* **Problem to work on**
Search the data below for "рыболовства"; list each line that holds it.
— Start of Supplied material —
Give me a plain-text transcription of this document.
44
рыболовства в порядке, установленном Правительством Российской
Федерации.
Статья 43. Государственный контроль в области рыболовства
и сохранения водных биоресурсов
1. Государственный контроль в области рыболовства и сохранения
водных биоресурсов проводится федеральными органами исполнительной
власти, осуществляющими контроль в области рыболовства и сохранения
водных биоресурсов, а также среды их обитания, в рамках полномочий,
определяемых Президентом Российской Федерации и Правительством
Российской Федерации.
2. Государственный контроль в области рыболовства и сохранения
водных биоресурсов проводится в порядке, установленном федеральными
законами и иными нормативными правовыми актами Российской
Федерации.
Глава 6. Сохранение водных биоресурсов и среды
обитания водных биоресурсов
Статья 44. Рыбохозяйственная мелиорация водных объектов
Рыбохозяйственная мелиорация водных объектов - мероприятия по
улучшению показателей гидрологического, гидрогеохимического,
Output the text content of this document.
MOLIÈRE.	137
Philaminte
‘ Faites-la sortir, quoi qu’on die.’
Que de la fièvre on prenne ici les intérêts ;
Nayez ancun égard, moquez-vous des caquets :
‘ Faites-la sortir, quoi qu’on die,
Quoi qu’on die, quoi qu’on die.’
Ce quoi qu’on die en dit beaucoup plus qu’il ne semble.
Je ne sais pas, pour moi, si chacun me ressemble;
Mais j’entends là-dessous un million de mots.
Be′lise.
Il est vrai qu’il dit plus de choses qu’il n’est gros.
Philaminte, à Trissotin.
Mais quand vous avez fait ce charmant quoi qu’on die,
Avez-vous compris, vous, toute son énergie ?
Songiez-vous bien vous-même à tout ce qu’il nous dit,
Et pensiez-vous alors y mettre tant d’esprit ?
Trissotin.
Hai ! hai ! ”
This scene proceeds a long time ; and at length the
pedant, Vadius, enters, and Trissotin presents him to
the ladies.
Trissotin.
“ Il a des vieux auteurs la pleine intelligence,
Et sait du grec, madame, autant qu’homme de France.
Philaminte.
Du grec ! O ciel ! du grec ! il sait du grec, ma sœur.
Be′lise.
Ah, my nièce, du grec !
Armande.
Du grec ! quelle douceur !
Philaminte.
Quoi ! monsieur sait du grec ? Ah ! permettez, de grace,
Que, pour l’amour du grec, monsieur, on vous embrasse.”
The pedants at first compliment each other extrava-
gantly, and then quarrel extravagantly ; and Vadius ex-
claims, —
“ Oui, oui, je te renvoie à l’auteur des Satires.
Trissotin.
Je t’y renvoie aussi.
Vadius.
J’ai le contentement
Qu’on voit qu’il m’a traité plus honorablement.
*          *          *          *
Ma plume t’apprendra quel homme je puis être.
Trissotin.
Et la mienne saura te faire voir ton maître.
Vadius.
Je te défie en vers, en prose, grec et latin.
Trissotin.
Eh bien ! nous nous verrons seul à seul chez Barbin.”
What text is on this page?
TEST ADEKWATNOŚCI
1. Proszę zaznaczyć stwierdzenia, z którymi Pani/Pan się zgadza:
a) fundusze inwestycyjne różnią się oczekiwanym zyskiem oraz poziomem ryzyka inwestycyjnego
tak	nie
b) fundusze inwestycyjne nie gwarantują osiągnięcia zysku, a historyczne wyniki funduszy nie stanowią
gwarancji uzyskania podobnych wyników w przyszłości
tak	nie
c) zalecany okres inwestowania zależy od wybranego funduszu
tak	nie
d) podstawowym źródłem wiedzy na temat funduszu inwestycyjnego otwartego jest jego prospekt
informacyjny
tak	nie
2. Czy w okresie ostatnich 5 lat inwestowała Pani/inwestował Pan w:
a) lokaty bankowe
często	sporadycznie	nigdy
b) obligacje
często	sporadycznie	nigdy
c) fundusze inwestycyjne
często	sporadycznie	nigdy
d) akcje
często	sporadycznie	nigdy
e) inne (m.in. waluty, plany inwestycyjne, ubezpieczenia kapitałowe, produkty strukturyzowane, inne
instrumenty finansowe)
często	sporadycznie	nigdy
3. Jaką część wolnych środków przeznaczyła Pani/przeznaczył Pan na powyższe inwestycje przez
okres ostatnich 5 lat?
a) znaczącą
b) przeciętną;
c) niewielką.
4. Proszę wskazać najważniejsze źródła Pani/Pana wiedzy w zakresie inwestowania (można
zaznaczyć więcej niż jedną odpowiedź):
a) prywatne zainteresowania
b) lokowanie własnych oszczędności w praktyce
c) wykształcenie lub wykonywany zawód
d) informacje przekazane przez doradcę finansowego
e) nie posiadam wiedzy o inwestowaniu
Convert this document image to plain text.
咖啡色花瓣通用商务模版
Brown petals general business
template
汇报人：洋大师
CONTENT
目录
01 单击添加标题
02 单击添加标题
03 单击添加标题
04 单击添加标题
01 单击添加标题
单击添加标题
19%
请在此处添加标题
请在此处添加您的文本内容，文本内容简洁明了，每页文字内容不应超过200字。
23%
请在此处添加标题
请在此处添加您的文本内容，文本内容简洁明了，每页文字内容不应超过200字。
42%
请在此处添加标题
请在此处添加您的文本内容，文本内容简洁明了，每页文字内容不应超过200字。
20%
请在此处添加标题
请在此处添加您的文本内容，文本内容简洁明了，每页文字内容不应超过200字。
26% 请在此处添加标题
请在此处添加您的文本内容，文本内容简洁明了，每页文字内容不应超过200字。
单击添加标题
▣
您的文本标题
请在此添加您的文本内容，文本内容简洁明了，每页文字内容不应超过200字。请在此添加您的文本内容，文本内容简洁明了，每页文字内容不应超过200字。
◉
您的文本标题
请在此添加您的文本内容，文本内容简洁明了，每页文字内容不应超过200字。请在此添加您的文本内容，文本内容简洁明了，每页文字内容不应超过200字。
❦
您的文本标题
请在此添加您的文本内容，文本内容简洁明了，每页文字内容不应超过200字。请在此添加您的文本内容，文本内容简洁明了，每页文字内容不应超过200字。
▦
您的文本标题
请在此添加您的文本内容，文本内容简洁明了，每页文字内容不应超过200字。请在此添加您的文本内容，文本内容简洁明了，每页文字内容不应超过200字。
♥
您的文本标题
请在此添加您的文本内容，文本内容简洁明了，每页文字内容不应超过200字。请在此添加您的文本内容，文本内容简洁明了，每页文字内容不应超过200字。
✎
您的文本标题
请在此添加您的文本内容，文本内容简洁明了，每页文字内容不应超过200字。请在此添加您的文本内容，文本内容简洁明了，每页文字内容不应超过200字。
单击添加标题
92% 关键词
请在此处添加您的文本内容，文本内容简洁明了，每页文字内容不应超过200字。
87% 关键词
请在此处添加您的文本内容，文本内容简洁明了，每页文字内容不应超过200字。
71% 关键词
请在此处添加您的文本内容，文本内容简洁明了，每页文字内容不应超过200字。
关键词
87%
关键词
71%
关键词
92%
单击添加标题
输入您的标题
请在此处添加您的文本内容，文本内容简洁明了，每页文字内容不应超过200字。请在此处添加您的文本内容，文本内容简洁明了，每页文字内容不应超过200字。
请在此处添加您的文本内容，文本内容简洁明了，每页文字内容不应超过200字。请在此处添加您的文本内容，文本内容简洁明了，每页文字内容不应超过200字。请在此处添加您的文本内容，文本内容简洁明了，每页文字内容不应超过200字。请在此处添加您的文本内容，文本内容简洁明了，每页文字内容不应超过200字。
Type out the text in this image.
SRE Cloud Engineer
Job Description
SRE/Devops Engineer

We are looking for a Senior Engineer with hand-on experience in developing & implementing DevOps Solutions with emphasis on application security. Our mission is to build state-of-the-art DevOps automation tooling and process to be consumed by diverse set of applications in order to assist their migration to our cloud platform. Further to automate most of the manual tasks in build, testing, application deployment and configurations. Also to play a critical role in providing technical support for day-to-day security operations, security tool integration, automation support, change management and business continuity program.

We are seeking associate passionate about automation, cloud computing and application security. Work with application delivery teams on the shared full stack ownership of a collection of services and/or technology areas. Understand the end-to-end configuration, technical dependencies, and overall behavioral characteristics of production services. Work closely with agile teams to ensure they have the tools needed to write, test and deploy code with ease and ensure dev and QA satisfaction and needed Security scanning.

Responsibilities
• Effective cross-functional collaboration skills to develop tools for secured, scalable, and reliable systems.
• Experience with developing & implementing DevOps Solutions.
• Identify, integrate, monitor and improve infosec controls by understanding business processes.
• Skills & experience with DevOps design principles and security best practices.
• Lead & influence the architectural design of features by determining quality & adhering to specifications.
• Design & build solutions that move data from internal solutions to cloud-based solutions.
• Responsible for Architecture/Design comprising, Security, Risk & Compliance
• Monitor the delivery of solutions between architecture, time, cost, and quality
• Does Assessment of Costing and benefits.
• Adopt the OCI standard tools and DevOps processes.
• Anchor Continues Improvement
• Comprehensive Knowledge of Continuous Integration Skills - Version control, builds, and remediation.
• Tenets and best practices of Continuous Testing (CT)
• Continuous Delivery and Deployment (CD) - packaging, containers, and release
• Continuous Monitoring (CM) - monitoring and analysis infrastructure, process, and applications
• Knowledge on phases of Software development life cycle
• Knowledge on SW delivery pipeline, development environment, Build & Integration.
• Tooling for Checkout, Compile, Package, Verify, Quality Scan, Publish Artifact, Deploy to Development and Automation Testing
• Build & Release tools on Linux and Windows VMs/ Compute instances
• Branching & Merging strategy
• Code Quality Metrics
— End of Supplied material —
* **Correct output**
рыболовства в порядке, установленном Правительством Российской
Статья 43. Государственный контроль в области рыболовства
1. Государственный контроль в области рыболовства и сохранения
власти, осуществляющими контроль в области рыболовства и сохранения
2. Государственный контроль в области рыболовства и сохранения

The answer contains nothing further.